§ **Problem to solve**
In the abstract on lymphocyte activation and hormone receptor capping, what responses do stimulated lymphocytes undergo when insulin or IL-2 is present in the culture medium?

┌─ Document excerpt

Lymphocyte activation and capping of hormone receptors

In this study both a Ligand‐dependent treatment [concanavalin A (Con A)] and a ligand‐independent treatment [high‐voltage pulsed galvanic stimulation (HVPGS)] have been used to initiate lymphocyte activation via a transmembrane signaling process. Our results show that both treatments cause the exposure of two different hormone [insulin and interIeukin‐2 (IL‐2)] receptors within the first 5 min of stimulation. When either insulin or IL‐2 is present in the culture medium, the stimulated lymphocytes undergo the following responses: (1) increased free intra‐cellular Ca 2+ activity; (2) aggregation of insulin or IL‐2 receptors into patch/cap structures; (3) tyrosine‐kinase‐specific phosphorylation of a 32‐kd membrane protein; and finally (4) induction of DNA synthesis. Further analysis indicates that hormone receptor capping is inhibited by (1) cytochalasin D, suggesting the involvement of microfilaments; (2) sodium azide, indicating a requirement for ATP production; and (3) W‐5, W‐7, and W‐12 drugs, implying a need for Ca 2 + /calmodulin activity. Treatment with these metabolic or cytoskeletal inhibitors also prevents both the tyrosine‐kinase‐specific protein phosphorylation and DNA synthesis which normally follow hormone receptor capping. Double immunofluorescence staining shows that actomyosin, Ca 2+ /calmodulin, and myosin light‐chain kinase are all closely associated with the insulin and IL‐2 receptor cap structures. These findings strongly suggest that an actomyosin‐mediated contractile system (regulated by Ca 2+ , calmodulin, and myosin light‐chain kinase in an energy‐dependent manner) is required not only for the collection of insulin and IL‐2 receptors into patch and cap structures but also for the subsequent activation of tyrosine kinase and the initiation of DNA synthesis. We, therefore, propose that the exposure and subsequent patching/capping of at least one hormone receptor are required for the activation of mouse splenic T‐Iymphocytes.

└─
┌─ Data extracts

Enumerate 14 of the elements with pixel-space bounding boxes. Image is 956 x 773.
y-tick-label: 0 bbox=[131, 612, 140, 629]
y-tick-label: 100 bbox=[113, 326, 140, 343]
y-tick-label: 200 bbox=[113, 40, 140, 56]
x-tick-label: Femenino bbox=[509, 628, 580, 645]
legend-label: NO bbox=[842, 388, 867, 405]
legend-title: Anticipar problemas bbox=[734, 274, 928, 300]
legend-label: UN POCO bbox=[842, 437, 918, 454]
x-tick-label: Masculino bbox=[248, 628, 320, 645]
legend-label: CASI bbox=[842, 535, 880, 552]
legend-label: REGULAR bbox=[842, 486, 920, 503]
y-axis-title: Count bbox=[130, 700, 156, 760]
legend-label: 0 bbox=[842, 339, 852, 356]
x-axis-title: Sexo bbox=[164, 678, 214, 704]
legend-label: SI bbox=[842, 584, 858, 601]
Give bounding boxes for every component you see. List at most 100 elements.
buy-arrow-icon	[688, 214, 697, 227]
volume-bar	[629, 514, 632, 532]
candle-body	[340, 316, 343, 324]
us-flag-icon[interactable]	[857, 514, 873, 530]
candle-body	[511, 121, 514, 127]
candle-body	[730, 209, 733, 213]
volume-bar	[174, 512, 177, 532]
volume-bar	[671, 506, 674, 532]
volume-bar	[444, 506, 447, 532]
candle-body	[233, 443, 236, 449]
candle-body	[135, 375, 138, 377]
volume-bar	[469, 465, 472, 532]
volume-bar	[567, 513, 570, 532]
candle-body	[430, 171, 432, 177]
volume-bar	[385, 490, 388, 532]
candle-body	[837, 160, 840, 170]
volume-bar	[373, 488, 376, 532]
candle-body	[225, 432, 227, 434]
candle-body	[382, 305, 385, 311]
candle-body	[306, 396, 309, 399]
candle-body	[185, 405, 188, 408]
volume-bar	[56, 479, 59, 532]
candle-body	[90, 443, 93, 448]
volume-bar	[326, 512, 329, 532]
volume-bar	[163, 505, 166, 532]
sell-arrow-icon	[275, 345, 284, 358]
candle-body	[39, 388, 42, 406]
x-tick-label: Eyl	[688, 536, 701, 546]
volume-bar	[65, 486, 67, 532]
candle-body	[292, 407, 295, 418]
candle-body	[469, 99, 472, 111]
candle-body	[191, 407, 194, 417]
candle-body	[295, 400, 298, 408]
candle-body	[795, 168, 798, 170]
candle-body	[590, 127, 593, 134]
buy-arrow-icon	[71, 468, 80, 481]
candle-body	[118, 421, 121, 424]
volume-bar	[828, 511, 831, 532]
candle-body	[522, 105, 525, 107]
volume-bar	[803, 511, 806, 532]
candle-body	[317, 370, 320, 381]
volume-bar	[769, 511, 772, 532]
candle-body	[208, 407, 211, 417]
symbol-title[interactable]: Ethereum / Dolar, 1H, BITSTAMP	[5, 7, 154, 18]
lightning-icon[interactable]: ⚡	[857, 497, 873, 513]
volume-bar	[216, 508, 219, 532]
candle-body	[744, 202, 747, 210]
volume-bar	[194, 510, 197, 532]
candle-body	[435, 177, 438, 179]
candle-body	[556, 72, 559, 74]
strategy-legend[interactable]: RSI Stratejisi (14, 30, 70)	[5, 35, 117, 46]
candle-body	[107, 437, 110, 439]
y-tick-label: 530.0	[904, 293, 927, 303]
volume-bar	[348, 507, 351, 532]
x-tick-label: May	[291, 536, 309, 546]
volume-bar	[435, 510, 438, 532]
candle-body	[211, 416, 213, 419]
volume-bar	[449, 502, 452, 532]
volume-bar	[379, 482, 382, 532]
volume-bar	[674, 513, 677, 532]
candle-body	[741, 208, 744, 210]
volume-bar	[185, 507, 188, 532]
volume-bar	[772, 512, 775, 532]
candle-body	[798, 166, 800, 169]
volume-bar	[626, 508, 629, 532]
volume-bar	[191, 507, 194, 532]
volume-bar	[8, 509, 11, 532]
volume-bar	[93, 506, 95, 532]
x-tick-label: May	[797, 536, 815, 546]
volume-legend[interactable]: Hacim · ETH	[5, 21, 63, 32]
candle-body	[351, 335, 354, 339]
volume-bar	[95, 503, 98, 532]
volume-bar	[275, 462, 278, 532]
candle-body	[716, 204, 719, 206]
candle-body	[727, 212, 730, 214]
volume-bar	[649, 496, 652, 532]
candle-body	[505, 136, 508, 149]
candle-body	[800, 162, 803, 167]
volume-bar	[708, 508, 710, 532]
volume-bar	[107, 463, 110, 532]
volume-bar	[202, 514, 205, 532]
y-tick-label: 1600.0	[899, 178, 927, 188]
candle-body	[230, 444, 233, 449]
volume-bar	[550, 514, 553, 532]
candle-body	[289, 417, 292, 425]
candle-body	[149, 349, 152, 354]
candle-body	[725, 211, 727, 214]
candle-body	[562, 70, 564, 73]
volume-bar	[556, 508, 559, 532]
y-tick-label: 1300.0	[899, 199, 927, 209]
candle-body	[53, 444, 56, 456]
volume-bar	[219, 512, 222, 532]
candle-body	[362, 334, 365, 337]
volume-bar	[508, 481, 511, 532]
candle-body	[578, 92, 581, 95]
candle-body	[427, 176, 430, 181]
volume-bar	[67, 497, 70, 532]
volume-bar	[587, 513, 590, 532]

└─

§ **Written response**
1. Increased free intracellular Ca2+ activity
2. Aggregation of insulin or IL-2 receptors into patch/cap structures
3. Tyrosine-kinase-specific phosphorylation of a 32-kd membrane protein
4. Induction of DNA synthesis